Extract each line containing the string "bottleneck".

** Begin **

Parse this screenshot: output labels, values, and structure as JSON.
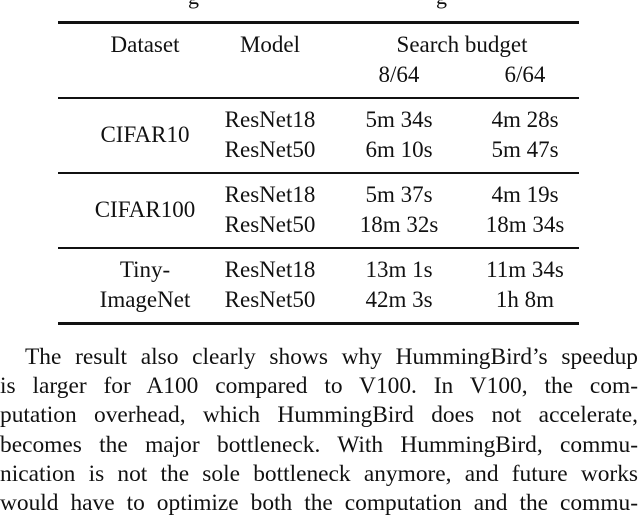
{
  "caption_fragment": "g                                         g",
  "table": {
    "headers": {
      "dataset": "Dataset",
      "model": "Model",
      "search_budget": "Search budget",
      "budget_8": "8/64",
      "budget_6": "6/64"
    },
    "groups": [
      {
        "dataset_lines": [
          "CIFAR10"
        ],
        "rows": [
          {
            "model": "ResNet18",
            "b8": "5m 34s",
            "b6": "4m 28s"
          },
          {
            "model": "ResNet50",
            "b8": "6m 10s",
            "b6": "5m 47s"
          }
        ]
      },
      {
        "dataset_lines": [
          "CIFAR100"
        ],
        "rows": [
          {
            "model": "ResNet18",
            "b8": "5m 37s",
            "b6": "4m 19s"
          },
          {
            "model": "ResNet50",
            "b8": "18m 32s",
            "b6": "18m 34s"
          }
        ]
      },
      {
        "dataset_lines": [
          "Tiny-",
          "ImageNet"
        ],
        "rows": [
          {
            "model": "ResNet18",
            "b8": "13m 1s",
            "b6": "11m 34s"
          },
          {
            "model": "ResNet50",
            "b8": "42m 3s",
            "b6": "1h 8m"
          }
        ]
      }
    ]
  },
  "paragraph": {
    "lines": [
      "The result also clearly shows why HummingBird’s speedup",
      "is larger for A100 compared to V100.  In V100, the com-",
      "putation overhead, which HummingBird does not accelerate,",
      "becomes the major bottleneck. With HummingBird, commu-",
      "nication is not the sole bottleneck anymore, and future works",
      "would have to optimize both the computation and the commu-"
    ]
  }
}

** End **
** Begin **

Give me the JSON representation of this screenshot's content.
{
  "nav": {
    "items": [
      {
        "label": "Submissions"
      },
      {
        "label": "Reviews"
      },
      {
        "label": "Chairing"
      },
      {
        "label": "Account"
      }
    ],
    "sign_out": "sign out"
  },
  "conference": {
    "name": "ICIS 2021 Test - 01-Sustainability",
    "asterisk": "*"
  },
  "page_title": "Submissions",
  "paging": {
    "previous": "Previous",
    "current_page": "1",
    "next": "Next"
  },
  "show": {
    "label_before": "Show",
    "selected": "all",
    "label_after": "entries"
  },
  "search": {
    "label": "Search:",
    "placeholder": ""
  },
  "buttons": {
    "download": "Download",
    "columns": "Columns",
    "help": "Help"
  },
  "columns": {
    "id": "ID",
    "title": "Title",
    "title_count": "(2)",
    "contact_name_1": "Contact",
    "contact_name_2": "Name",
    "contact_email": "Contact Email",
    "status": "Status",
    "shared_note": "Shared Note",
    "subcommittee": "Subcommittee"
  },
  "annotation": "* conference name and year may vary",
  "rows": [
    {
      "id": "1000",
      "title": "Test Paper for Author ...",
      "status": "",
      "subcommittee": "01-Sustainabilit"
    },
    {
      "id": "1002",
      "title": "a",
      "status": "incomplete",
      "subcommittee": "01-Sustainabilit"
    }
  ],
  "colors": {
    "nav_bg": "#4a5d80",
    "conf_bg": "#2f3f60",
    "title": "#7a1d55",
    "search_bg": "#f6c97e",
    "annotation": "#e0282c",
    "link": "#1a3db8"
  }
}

** End **

→ **Output of the exercise**:
      "becomes the major bottleneck. With HummingBird, commu-",
      "nication is not the sole bottleneck anymore, and future works",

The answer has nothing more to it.